### YOUR INSTRUCTIONS
Repeat each line exactly as it is written.

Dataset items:
※

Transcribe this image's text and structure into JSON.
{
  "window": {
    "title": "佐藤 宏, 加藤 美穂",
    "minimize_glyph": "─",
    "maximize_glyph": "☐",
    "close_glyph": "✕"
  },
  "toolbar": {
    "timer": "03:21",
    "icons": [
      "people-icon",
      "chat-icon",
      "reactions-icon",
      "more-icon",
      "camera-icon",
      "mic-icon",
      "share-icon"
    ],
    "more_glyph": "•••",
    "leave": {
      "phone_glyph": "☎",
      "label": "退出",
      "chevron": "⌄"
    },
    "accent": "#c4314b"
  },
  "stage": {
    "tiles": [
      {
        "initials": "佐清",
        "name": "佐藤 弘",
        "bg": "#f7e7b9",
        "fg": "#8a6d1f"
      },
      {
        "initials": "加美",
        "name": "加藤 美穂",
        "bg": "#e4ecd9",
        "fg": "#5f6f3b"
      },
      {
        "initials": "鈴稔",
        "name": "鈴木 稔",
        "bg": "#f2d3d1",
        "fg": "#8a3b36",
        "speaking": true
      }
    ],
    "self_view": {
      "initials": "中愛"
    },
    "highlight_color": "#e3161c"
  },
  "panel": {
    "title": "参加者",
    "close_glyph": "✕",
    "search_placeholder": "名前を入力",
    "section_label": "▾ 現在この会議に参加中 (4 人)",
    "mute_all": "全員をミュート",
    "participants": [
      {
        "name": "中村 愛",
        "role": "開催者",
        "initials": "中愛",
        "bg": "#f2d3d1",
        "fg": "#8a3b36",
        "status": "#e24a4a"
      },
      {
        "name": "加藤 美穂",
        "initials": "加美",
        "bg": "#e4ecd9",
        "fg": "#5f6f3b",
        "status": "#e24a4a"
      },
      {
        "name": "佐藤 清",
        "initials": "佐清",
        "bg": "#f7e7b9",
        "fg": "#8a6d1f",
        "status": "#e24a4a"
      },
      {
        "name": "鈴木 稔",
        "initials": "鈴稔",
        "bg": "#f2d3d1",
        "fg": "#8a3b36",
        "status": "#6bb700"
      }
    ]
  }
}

※

### RESPONSE TO THIS TASK
Transcribe this image's text and structure into JSON.
{
  "window": {
    "title": "佐藤 宏, 加藤 美穂",
    "minimize_glyph": "─",
    "maximize_glyph": "☐",
    "close_glyph": "✕"
  },
  "toolbar": {
    "timer": "03:21",
    "icons": [
      "people-icon",
      "chat-icon",
      "reactions-icon",
      "more-icon",
      "camera-icon",
      "mic-icon",
      "share-icon"
    ],
    "more_glyph": "•••",
    "leave": {
      "phone_glyph": "☎",
      "label": "退出",
      "chevron": "⌄"
    },
    "accent": "#c4314b"
  },
  "stage": {
    "tiles": [
      {
        "initials": "佐清",
        "name": "佐藤 弘",
        "bg": "#f7e7b9",
        "fg": "#8a6d1f"
      },
      {
        "initials": "加美",
        "name": "加藤 美穂",
        "bg": "#e4ecd9",
        "fg": "#5f6f3b"
      },
      {
        "initials": "鈴稔",
        "name": "鈴木 稔",
        "bg": "#f2d3d1",
        "fg": "#8a3b36",
        "speaking": true
      }
    ],
    "self_view": {
      "initials": "中愛"
    },
    "highlight_color": "#e3161c"
  },
  "panel": {
    "title": "参加者",
    "close_glyph": "✕",
    "search_placeholder": "名前を入力",
    "section_label": "▾ 現在この会議に参加中 (4 人)",
    "mute_all": "全員をミュート",
    "participants": [
      {
        "name": "中村 愛",
        "role": "開催者",
        "initials": "中愛",
        "bg": "#f2d3d1",
        "fg": "#8a3b36",
        "status": "#e24a4a"
      },
      {
        "name": "加藤 美穂",
        "initials": "加美",
        "bg": "#e4ecd9",
        "fg": "#5f6f3b",
        "status": "#e24a4a"
      },
      {
        "name": "佐藤 清",
        "initials": "佐清",
        "bg": "#f7e7b9",
        "fg": "#8a6d1f",
        "status": "#e24a4a"
      },
      {
        "name": "鈴木 稔",
        "initials": "鈴稔",
        "bg": "#f2d3d1",
        "fg": "#8a3b36",
        "status": "#6bb700"
      }
    ]
  }
}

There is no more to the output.